▶ Exercise description
According to the passage on Zestimates, what was the Zestimate shown for the Seattle home that Spencer Rascoff sold on February 29?

┌─ Provided passage

Key Takeaways
- Agents can demonstrate the Zestimate's shortcomings by showing the discrepancy between the sales price of a home formerly owned by Zilow CEO Spencer Rascoff and its Zestimates.
- Luxury home Zestimates are more likely to be off than others due to 'non-quantifiable facts.'
- Irregular lot sizes or proximity to 'arterial' roads can sometimes throw off Zestimates.
Zillow CEO Spencer Rascoff may have recently given real estate agents a gift they won’t soon forget: a sure-fire way to show that Zestimates can miss by a mile.
How? By selling a property for much less than its Zestimate.
On February 29, Rascoff sold a Seattle home for $1.05 million, 40 percent less than the Zestimate of $1.75 million shown on its property page a day later.
The gap between the Zestimate of Rascoff’s former property and its sales price has decreased only modestly since then.
Zillow readily acknowledges that Zestimates can be inaccurate, but some consumers can still take them at face value, causing headaches for agents.

└─
┌─ Data extract

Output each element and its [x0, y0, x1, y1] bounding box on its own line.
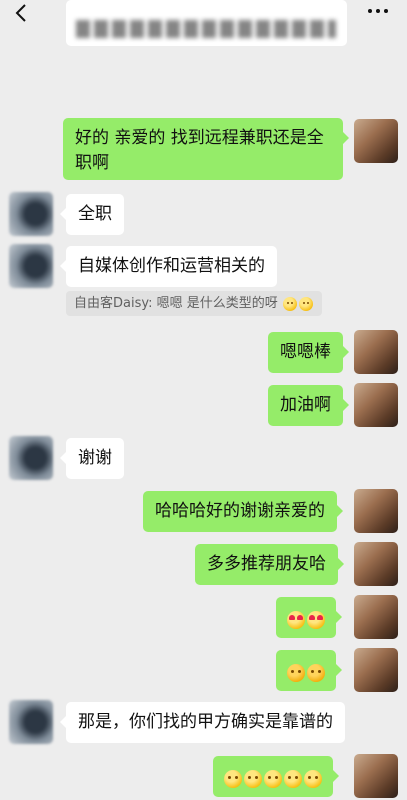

└─

▶ Output for this exercise
$1.75 million.